- [What this task involves]
Copy every line that mentions the word "Indian".
┌──
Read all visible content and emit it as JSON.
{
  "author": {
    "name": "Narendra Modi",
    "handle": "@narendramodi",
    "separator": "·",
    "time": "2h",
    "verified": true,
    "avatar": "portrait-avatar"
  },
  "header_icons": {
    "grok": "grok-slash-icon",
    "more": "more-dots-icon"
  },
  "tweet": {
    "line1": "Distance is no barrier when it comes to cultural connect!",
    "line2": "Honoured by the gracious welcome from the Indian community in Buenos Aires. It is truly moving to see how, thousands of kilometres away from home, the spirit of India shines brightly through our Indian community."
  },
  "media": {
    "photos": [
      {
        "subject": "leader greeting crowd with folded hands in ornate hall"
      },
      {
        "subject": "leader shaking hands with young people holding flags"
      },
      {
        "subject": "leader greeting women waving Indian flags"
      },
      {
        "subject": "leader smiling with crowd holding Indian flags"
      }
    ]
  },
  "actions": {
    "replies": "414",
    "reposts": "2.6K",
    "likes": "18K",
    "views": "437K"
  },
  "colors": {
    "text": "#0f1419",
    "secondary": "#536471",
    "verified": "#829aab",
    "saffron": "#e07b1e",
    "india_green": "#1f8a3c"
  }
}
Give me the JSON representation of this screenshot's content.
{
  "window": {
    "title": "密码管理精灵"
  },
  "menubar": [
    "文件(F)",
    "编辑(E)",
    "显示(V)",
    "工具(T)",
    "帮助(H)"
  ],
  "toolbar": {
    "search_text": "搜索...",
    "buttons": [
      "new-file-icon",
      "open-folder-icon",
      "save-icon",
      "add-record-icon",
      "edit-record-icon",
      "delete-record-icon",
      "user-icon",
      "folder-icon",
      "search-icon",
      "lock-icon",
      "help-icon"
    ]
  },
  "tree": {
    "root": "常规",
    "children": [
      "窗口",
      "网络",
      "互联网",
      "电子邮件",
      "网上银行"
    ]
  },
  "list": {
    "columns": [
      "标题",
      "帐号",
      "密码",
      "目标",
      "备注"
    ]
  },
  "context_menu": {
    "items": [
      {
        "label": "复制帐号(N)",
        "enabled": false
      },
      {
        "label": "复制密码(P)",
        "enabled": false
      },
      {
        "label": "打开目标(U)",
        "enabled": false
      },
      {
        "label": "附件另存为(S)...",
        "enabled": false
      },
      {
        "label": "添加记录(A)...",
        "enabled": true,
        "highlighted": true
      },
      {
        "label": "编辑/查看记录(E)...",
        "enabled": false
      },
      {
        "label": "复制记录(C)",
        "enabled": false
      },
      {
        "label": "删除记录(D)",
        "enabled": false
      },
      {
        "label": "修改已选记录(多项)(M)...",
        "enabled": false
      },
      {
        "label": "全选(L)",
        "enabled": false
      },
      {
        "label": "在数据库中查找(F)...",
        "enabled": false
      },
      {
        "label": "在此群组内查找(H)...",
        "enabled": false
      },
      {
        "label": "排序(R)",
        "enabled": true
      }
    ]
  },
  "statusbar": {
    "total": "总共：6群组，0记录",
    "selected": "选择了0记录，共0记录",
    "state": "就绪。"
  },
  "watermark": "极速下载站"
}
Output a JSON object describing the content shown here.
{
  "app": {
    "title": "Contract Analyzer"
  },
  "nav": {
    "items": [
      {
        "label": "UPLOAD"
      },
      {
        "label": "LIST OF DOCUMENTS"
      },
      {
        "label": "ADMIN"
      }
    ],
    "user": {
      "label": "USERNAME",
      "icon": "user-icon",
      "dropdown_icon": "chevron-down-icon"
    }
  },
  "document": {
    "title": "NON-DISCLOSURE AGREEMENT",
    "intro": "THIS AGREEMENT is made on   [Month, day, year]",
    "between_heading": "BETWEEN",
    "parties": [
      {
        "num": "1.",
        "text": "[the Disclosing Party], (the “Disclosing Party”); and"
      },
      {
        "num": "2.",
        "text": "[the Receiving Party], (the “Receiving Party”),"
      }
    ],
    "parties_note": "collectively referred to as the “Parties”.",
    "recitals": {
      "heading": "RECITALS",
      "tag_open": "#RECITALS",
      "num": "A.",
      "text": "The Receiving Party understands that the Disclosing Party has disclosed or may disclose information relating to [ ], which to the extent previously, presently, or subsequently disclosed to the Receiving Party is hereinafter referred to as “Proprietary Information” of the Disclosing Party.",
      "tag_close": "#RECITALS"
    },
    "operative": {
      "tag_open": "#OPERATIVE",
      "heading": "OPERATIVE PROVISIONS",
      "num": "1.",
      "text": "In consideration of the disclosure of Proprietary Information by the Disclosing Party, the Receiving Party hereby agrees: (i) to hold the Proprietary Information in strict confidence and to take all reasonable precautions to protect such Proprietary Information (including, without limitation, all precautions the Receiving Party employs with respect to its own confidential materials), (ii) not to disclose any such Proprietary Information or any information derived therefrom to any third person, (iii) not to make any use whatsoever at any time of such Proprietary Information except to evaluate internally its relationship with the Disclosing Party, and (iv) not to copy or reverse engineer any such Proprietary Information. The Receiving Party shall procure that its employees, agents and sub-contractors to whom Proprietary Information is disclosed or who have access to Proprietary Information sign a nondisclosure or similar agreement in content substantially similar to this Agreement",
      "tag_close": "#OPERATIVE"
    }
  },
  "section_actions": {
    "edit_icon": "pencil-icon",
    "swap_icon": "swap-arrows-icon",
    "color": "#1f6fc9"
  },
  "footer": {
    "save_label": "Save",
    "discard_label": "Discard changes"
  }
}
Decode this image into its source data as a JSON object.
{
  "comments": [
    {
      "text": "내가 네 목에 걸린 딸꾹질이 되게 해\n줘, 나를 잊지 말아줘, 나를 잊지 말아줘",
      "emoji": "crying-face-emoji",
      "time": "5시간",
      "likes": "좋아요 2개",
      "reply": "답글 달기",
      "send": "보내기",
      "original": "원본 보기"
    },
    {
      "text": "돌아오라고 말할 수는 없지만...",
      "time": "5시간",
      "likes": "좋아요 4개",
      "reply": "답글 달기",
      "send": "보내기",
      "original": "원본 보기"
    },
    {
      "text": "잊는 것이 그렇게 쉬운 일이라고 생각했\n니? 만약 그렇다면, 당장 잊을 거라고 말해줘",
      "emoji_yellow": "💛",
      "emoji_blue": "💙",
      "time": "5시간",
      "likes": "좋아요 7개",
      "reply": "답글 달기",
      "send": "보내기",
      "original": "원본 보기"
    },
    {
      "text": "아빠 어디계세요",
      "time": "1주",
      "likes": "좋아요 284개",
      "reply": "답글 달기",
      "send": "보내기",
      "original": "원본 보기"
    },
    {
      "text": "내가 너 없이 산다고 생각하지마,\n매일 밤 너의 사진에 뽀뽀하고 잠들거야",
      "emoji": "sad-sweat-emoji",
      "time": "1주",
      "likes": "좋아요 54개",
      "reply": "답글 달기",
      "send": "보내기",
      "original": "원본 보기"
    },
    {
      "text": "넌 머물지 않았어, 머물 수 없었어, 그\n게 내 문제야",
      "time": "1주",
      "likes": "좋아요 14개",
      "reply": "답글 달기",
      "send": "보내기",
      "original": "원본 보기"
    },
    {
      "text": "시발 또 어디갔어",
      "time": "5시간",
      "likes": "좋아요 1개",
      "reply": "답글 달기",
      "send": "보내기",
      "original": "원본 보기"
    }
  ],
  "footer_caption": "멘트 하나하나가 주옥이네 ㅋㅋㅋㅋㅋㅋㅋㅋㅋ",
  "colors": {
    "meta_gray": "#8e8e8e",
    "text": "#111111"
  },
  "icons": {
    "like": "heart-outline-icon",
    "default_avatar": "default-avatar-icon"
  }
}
└──
- [Exercise answer]
    "line2": "Honoured by the gracious welcome from the Indian community in Buenos Aires. It is truly moving to see how, thousands of kilometres away from home, the spirit of India shines brightly through our Indian community."
        "subject": "leader greeting women waving Indian flags"
        "subject": "leader smiling with crowd holding Indian flags"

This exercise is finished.